▶ **Provided text**
□ □ □

Foreign policy takes center stage in 2012 election

American policy towards “Arab Spring” nations has become a major general election issue

Published Sep. 25, 2012

Farideh Farazmand, B.S., M.S., Ph.D.The eruption of violent, anti-American protests in more than two dozen Muslim countries has swung the focus of the 2012 presidential campaign from the economy to foreign policy, the topic of the final presidential debate at Lynn University.

“Events abroad are taking a bigger slice of the campaign debate,” said Farideh Farazmand, professor of international business in Lynn’s College of Business and Management and expert on Persian culture. “The spotlight on the candidates’ reactions to protests in Egypt and Libya underscores this.”

The recent events in the Middle East and North Africa could have a profound impact on the election results this November.

“A new case of turmoil or mishandling of events can swing opinions and affect the election results, as the Iranian Hostage Crisis did in 1980,” said Farazmand. “The events in Egypt and Libya will undoubtedly provide a fresh and intense backdrop to the final presidential debate at Lynn on Oct. 22.”

□ □ □

▶ **Data shown**

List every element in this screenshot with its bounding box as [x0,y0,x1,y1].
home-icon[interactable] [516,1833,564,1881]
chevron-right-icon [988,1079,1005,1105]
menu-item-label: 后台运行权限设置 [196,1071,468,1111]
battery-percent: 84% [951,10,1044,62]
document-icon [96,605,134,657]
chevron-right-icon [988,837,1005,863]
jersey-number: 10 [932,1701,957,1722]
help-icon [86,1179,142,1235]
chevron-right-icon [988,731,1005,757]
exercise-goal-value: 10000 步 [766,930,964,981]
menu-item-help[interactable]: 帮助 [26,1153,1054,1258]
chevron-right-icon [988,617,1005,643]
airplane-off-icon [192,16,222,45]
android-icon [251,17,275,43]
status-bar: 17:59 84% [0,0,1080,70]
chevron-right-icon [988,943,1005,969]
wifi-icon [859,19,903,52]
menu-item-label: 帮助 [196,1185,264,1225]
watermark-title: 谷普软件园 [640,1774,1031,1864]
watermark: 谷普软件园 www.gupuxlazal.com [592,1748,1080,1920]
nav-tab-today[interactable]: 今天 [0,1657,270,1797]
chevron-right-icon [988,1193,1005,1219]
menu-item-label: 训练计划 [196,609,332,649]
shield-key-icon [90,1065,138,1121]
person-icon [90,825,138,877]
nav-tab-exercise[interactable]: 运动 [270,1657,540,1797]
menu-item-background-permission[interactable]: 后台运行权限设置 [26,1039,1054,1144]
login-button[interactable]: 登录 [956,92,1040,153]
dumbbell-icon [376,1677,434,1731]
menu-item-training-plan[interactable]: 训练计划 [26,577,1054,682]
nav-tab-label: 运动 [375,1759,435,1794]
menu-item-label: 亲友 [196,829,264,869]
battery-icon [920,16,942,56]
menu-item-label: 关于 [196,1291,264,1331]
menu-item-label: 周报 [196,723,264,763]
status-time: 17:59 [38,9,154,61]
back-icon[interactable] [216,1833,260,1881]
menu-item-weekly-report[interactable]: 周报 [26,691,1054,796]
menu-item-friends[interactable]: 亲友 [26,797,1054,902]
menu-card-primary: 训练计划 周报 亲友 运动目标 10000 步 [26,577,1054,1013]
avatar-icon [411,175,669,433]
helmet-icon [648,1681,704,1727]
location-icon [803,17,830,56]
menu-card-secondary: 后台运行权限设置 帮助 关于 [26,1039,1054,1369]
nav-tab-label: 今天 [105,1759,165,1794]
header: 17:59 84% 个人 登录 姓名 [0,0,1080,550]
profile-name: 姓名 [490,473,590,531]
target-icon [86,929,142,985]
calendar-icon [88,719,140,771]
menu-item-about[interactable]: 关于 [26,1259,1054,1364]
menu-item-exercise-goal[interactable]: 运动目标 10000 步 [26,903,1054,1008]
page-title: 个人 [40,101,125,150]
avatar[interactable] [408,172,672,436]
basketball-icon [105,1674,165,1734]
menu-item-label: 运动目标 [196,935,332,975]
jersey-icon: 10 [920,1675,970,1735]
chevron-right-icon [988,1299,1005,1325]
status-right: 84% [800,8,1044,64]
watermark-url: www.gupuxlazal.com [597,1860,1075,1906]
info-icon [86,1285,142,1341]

□ □ □

▶ **Required work**
Continue the article on foreign policy in the 2012 presidential election, starting right after its last sentence.

▶ **Exercise answer**
More on Farazmand

Farideh Farazmand is a professor of international business at Lynn University.

  • Areas of expertise: Economics (including current issues), international finance, international business and Persian culture
  • Brief bio: Farazmand is an expert in economics and global issues and at the intersections of political and economic forces. In this role, she can speak to the media on current national and global economic issues, the role of government in the economy and the impact of cultural differences in international negotiations.